(Dataset entries on figures)
begin

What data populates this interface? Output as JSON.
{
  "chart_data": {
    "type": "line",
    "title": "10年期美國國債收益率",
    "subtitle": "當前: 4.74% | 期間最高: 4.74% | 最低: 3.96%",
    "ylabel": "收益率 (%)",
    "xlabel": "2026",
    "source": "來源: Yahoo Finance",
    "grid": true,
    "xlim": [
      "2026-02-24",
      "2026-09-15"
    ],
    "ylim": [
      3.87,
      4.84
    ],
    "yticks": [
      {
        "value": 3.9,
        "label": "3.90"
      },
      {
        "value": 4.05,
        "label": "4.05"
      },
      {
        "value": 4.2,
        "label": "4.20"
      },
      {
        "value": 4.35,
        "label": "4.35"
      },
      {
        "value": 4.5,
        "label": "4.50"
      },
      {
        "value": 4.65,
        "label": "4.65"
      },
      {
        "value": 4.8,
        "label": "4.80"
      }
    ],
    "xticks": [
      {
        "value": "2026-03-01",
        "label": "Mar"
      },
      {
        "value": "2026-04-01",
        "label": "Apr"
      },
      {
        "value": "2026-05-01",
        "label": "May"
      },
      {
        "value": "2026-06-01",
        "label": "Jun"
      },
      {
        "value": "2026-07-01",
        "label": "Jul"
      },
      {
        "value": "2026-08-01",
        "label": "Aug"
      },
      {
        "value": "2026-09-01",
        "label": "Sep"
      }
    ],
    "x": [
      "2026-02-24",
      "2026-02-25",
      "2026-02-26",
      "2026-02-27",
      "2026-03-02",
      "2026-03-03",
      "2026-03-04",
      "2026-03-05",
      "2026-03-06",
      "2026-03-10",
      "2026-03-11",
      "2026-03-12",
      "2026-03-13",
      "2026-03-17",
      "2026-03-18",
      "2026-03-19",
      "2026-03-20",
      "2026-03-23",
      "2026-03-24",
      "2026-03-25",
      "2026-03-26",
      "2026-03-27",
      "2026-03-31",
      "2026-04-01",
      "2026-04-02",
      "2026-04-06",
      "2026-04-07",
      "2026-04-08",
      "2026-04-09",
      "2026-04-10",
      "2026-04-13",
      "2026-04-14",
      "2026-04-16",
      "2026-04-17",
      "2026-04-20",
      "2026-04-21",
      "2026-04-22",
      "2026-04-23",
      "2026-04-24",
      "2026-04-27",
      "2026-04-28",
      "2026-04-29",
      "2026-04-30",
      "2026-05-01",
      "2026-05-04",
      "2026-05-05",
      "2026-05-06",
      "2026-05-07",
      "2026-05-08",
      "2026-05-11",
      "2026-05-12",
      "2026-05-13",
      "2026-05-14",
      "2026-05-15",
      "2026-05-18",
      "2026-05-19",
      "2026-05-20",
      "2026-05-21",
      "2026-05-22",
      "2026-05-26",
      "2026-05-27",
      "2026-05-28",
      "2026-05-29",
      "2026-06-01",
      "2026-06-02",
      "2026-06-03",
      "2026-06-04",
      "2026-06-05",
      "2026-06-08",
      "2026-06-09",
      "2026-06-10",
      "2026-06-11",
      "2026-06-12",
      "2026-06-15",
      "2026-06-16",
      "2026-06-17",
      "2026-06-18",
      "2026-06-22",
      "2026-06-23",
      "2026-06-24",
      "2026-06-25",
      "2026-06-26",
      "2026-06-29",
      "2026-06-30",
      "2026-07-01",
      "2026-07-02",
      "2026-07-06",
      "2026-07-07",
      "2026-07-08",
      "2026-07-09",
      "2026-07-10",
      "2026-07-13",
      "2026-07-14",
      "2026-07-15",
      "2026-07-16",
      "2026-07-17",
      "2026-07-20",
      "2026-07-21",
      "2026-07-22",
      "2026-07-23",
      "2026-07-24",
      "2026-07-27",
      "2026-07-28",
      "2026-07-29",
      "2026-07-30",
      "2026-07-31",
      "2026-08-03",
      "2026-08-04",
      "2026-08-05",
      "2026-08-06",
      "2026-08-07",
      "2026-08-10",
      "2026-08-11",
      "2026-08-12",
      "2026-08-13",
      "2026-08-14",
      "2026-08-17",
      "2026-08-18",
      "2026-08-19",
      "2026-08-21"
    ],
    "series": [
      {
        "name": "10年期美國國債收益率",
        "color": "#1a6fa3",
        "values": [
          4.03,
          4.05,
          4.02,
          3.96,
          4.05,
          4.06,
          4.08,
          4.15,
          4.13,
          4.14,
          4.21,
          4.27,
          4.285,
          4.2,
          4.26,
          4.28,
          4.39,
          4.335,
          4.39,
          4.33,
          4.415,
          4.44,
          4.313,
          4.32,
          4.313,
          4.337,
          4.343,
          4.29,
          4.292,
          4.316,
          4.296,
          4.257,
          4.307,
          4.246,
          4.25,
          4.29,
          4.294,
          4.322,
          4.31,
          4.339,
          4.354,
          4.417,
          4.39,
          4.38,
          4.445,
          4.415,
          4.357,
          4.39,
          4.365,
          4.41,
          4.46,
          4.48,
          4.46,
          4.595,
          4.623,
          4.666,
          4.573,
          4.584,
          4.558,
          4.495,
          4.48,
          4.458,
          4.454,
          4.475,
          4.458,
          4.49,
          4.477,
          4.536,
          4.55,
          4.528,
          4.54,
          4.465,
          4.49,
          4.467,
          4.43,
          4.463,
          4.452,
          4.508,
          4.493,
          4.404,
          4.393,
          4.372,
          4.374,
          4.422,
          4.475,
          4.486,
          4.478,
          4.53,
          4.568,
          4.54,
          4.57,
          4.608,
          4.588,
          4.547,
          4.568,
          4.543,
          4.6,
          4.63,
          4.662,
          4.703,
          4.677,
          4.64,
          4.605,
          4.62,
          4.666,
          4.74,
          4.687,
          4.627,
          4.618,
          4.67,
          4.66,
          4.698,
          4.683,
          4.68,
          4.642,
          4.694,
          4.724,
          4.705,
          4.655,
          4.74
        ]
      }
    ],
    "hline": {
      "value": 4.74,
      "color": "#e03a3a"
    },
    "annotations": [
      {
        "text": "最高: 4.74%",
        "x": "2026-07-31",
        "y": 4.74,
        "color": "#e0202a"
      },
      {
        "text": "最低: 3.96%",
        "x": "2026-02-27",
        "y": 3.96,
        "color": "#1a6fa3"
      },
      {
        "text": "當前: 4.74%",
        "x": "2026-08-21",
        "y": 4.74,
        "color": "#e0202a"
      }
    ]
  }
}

end

| Work to do |
Repeat all of the records above exactly as written.

| Full response |
What data populates this interface? Output as JSON.
{
  "chart_data": {
    "type": "line",
    "title": "10年期美國國債收益率",
    "subtitle": "當前: 4.74% | 期間最高: 4.74% | 最低: 3.96%",
    "ylabel": "收益率 (%)",
    "xlabel": "2026",
    "source": "來源: Yahoo Finance",
    "grid": true,
    "xlim": [
      "2026-02-24",
      "2026-09-15"
    ],
    "ylim": [
      3.87,
      4.84
    ],
    "yticks": [
      {
        "value": 3.9,
        "label": "3.90"
      },
      {
        "value": 4.05,
        "label": "4.05"
      },
      {
        "value": 4.2,
        "label": "4.20"
      },
      {
        "value": 4.35,
        "label": "4.35"
      },
      {
        "value": 4.5,
        "label": "4.50"
      },
      {
        "value": 4.65,
        "label": "4.65"
      },
      {
        "value": 4.8,
        "label": "4.80"
      }
    ],
    "xticks": [
      {
        "value": "2026-03-01",
        "label": "Mar"
      },
      {
        "value": "2026-04-01",
        "label": "Apr"
      },
      {
        "value": "2026-05-01",
        "label": "May"
      },
      {
        "value": "2026-06-01",
        "label": "Jun"
      },
      {
        "value": "2026-07-01",
        "label": "Jul"
      },
      {
        "value": "2026-08-01",
        "label": "Aug"
      },
      {
        "value": "2026-09-01",
        "label": "Sep"
      }
    ],
    "x": [
      "2026-02-24",
      "2026-02-25",
      "2026-02-26",
      "2026-02-27",
      "2026-03-02",
      "2026-03-03",
      "2026-03-04",
      "2026-03-05",
      "2026-03-06",
      "2026-03-10",
      "2026-03-11",
      "2026-03-12",
      "2026-03-13",
      "2026-03-17",
      "2026-03-18",
      "2026-03-19",
      "2026-03-20",
      "2026-03-23",
      "2026-03-24",
      "2026-03-25",
      "2026-03-26",
      "2026-03-27",
      "2026-03-31",
      "2026-04-01",
      "2026-04-02",
      "2026-04-06",
      "2026-04-07",
      "2026-04-08",
      "2026-04-09",
      "2026-04-10",
      "2026-04-13",
      "2026-04-14",
      "2026-04-16",
      "2026-04-17",
      "2026-04-20",
      "2026-04-21",
      "2026-04-22",
      "2026-04-23",
      "2026-04-24",
      "2026-04-27",
      "2026-04-28",
      "2026-04-29",
      "2026-04-30",
      "2026-05-01",
      "2026-05-04",
      "2026-05-05",
      "2026-05-06",
      "2026-05-07",
      "2026-05-08",
      "2026-05-11",
      "2026-05-12",
      "2026-05-13",
      "2026-05-14",
      "2026-05-15",
      "2026-05-18",
      "2026-05-19",
      "2026-05-20",
      "2026-05-21",
      "2026-05-22",
      "2026-05-26",
      "2026-05-27",
      "2026-05-28",
      "2026-05-29",
      "2026-06-01",
      "2026-06-02",
      "2026-06-03",
      "2026-06-04",
      "2026-06-05",
      "2026-06-08",
      "2026-06-09",
      "2026-06-10",
      "2026-06-11",
      "2026-06-12",
      "2026-06-15",
      "2026-06-16",
      "2026-06-17",
      "2026-06-18",
      "2026-06-22",
      "2026-06-23",
      "2026-06-24",
      "2026-06-25",
      "2026-06-26",
      "2026-06-29",
      "2026-06-30",
      "2026-07-01",
      "2026-07-02",
      "2026-07-06",
      "2026-07-07",
      "2026-07-08",
      "2026-07-09",
      "2026-07-10",
      "2026-07-13",
      "2026-07-14",
      "2026-07-15",
      "2026-07-16",
      "2026-07-17",
      "2026-07-20",
      "2026-07-21",
      "2026-07-22",
      "2026-07-23",
      "2026-07-24",
      "2026-07-27",
      "2026-07-28",
      "2026-07-29",
      "2026-07-30",
      "2026-07-31",
      "2026-08-03",
      "2026-08-04",
      "2026-08-05",
      "2026-08-06",
      "2026-08-07",
      "2026-08-10",
      "2026-08-11",
      "2026-08-12",
      "2026-08-13",
      "2026-08-14",
      "2026-08-17",
      "2026-08-18",
      "2026-08-19",
      "2026-08-21"
    ],
    "series": [
      {
        "name": "10年期美國國債收益率",
        "color": "#1a6fa3",
        "values": [
          4.03,
          4.05,
          4.02,
          3.96,
          4.05,
          4.06,
          4.08,
          4.15,
          4.13,
          4.14,
          4.21,
          4.27,
          4.285,
          4.2,
          4.26,
          4.28,
          4.39,
          4.335,
          4.39,
          4.33,
          4.415,
          4.44,
          4.313,
          4.32,
          4.313,
          4.337,
          4.343,
          4.29,
          4.292,
          4.316,
          4.296,
          4.257,
          4.307,
          4.246,
          4.25,
          4.29,
          4.294,
          4.322,
          4.31,
          4.339,
          4.354,
          4.417,
          4.39,
          4.38,
          4.445,
          4.415,
          4.357,
          4.39,
          4.365,
          4.41,
          4.46,
          4.48,
          4.46,
          4.595,
          4.623,
          4.666,
          4.573,
          4.584,
          4.558,
          4.495,
          4.48,
          4.458,
          4.454,
          4.475,
          4.458,
          4.49,
          4.477,
          4.536,
          4.55,
          4.528,
          4.54,
          4.465,
          4.49,
          4.467,
          4.43,
          4.463,
          4.452,
          4.508,
          4.493,
          4.404,
          4.393,
          4.372,
          4.374,
          4.422,
          4.475,
          4.486,
          4.478,
          4.53,
          4.568,
          4.54,
          4.57,
          4.608,
          4.588,
          4.547,
          4.568,
          4.543,
          4.6,
          4.63,
          4.662,
          4.703,
          4.677,
          4.64,
          4.605,
          4.62,
          4.666,
          4.74,
          4.687,
          4.627,
          4.618,
          4.67,
          4.66,
          4.698,
          4.683,
          4.68,
          4.642,
          4.694,
          4.724,
          4.705,
          4.655,
          4.74
        ]
      }
    ],
    "hline": {
      "value": 4.74,
      "color": "#e03a3a"
    },
    "annotations": [
      {
        "text": "最高: 4.74%",
        "x": "2026-07-31",
        "y": 4.74,
        "color": "#e0202a"
      },
      {
        "text": "最低: 3.96%",
        "x": "2026-02-27",
        "y": 3.96,
        "color": "#1a6fa3"
      },
      {
        "text": "當前: 4.74%",
        "x": "2026-08-21",
        "y": 4.74,
        "color": "#e0202a"
      }
    ]
  }
}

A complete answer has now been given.